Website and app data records
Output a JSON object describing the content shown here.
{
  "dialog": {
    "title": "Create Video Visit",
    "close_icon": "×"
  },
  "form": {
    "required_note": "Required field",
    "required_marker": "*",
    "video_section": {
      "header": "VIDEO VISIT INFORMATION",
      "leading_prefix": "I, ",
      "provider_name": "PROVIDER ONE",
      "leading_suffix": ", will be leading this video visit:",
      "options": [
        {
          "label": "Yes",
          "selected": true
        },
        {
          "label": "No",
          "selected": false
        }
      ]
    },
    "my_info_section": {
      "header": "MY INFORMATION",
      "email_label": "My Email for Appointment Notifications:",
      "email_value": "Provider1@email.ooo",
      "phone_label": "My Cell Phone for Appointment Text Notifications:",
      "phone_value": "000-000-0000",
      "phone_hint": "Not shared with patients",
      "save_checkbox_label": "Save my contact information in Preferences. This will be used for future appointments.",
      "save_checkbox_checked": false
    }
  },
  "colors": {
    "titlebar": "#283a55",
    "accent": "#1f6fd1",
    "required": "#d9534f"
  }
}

# What you should do:
The data is to be given again in full, with every line exact.

# Response to this task:
Output a JSON object describing the content shown here.
{
  "dialog": {
    "title": "Create Video Visit",
    "close_icon": "×"
  },
  "form": {
    "required_note": "Required field",
    "required_marker": "*",
    "video_section": {
      "header": "VIDEO VISIT INFORMATION",
      "leading_prefix": "I, ",
      "provider_name": "PROVIDER ONE",
      "leading_suffix": ", will be leading this video visit:",
      "options": [
        {
          "label": "Yes",
          "selected": true
        },
        {
          "label": "No",
          "selected": false
        }
      ]
    },
    "my_info_section": {
      "header": "MY INFORMATION",
      "email_label": "My Email for Appointment Notifications:",
      "email_value": "Provider1@email.ooo",
      "phone_label": "My Cell Phone for Appointment Text Notifications:",
      "phone_value": "000-000-0000",
      "phone_hint": "Not shared with patients",
      "save_checkbox_label": "Save my contact information in Preferences. This will be used for future appointments.",
      "save_checkbox_checked": false
    }
  },
  "colors": {
    "titlebar": "#283a55",
    "accent": "#1f6fd1",
    "required": "#d9534f"
  }
}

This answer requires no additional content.